Текст для чтения:
────────────────────
/Double surround/

Консерватизм в «опоздавшей» стране (Павел Северинец как путевка в Европу)

Андрэй:Вам не здаецца, што ХХІ стагодзьдзе будзе эпохай кансэрватызму новага тыпу, пасьля-постмадэрнага? Адзнакі гэтага ўжо зьяўляюцца. Тофлер трапна прыкмеціў «трэцюю хвалю», калі адбываецца вяртаньне да «аграрных» супольнасьцяў на постындустрыйным этапе. Ствараецца база для новага традыцыйнага грамадзтва «геніяльных рамесьнікаў», і ягонай ідэйнай падставай будзе новы кансэрватызм.

Максим:Конечно, можно вспомнить и «третью волну» Тоффлера, и глобальную деревню Маклюэна, но почему вы считаете, что это непременно есть канун нового консерватизма? Есть культурные практики, которые становятся во многом локально-общинными, частными, но они опираются не на идеологические формулы, а на стиль жизни. Общество «третьей волны» — это театр без пьесы, где каждый себе пишет роль. Что отвечает постмодернистскому пониманию культуры. Но это вовсе не значит, что грядет некий очередной глобальный сценарий. В том числе и консервативный.

А.:Самае дзіўнае, што гэтая новая эпоха будзе азначаць адначасова і сьмерць вялікіх «таталітарных» схемаў — і росквіт абсалютна іншых мадэляў, множных мадэляў — і не постмадэрнісцкіх. Што зрабіў постмадэрнізм? Ён падкрэсьліў плюралізм, множнасьць. Але пры гэтым ён усё зьвёў да «гарызанталі»: што Шэксьпір, што рэкляма пральнага парашку — на аднолькавым «пэрыфэрыйным» узроўні. Варыянт новага кансэрватызму: «так, ёсьць множнасьць, ёсьць разнастайнасьць, але ў гэтай разнастайнасьці ёсьць свае вартасьці і свае іерархіі».
────────────────────
Строки данных:
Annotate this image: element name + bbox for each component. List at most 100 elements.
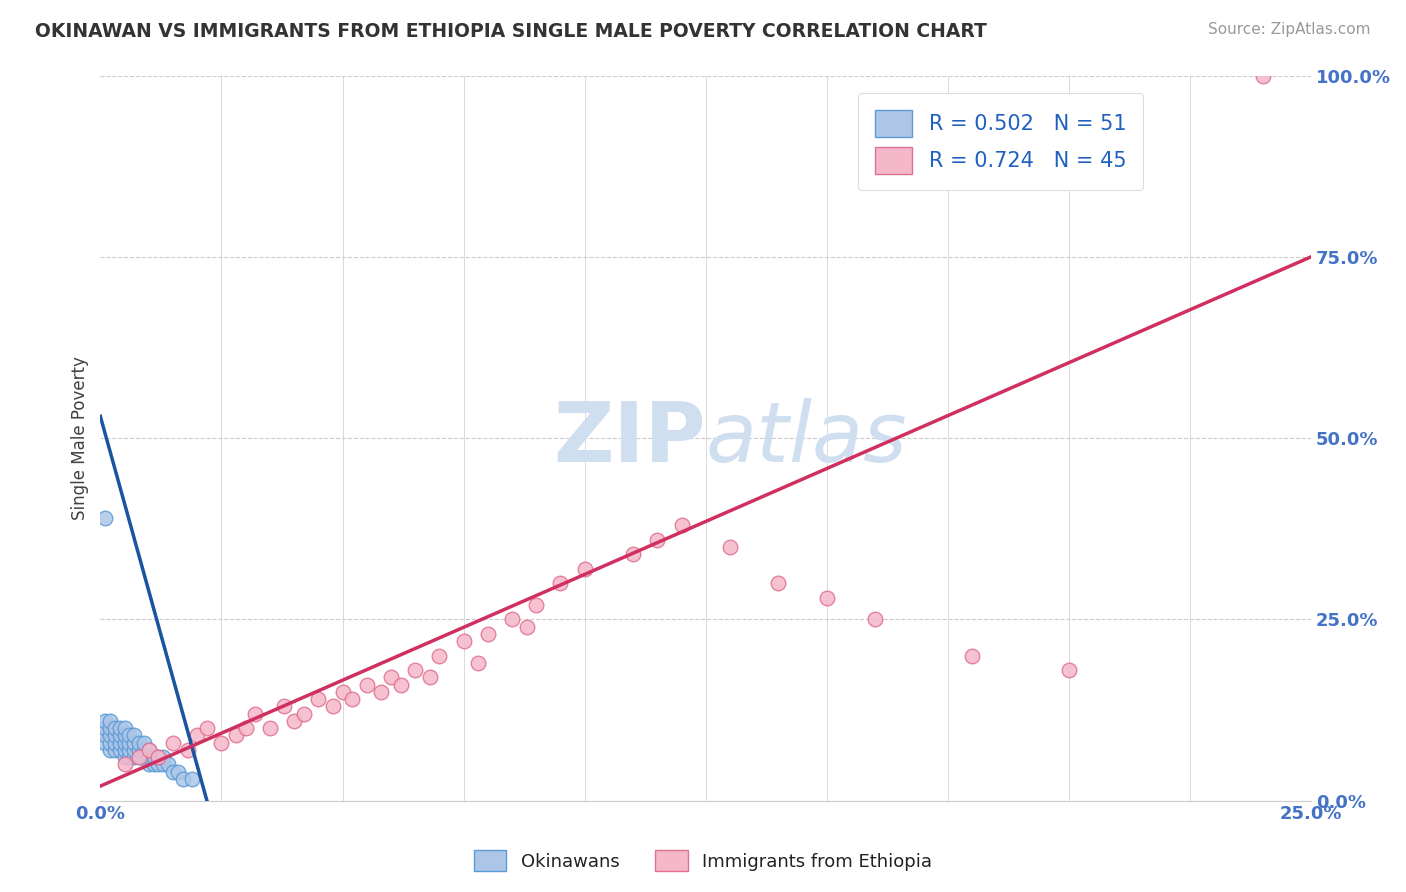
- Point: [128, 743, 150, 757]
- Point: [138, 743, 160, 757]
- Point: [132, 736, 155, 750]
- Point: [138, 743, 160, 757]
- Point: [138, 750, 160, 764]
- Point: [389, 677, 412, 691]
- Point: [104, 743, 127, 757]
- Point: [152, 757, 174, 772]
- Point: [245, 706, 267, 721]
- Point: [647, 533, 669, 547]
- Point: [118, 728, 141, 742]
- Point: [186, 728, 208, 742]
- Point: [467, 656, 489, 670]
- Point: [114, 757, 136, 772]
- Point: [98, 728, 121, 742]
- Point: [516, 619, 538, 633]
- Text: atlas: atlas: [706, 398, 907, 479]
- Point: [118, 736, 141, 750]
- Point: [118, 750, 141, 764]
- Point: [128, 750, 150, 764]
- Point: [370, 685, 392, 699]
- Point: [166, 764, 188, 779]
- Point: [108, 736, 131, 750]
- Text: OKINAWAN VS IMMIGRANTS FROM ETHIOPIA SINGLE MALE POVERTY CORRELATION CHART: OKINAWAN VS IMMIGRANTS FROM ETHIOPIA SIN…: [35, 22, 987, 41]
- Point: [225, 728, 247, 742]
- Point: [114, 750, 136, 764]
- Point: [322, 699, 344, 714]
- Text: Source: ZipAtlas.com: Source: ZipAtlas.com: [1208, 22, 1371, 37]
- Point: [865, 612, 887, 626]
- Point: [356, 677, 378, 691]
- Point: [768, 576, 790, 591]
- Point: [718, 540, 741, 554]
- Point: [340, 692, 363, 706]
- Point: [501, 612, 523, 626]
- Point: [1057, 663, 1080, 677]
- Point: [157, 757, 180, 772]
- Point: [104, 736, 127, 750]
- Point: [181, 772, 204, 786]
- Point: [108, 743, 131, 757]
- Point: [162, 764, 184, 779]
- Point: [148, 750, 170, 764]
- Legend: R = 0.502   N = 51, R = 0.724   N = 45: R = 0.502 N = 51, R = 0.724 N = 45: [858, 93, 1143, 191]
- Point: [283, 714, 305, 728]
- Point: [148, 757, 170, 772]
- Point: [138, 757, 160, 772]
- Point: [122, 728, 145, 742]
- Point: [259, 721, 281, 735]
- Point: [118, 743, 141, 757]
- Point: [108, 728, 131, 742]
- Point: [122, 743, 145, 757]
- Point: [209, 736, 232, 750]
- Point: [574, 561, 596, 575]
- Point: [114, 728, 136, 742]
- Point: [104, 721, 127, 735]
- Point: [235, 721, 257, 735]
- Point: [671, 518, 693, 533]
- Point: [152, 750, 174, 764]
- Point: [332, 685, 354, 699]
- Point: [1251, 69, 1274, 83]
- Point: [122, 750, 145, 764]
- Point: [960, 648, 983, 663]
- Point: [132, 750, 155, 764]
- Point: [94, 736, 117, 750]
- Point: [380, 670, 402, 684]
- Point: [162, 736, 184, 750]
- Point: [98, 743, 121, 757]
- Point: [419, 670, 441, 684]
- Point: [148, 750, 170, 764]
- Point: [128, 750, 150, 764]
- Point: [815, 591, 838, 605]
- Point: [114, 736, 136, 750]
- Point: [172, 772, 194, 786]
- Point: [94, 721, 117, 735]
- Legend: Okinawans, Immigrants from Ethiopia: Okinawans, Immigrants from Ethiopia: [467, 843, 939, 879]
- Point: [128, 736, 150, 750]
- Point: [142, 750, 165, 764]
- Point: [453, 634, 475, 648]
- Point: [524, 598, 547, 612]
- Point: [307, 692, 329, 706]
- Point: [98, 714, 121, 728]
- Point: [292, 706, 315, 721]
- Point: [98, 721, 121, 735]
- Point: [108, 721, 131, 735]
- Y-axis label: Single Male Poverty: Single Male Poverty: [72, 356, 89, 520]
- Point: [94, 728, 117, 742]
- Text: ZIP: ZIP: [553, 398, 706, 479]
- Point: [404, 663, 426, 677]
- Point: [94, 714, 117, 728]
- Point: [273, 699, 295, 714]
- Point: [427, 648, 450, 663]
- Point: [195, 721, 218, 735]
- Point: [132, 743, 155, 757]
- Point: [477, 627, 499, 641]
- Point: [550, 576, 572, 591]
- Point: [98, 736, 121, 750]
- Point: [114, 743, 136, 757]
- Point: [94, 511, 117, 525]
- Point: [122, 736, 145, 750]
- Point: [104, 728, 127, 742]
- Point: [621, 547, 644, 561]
────────────────────
Задание:
Ответьте, пожалуйста, по тексту о консерватизме:
(a) С чем Максим сравнивает общество «третьей волны»?
(b) Какие два примера приводит Андрей, говоря, что постмодернизм всё свёл к «горизонтали»?
(c) Чью «третью волну» упоминают оба собеседника?

Ответ:
(a) С театром без пьесы, где каждый сам пишет себе роль.
(b) Шекспира и рекламу стирального порошка.
(c) Тоффлера.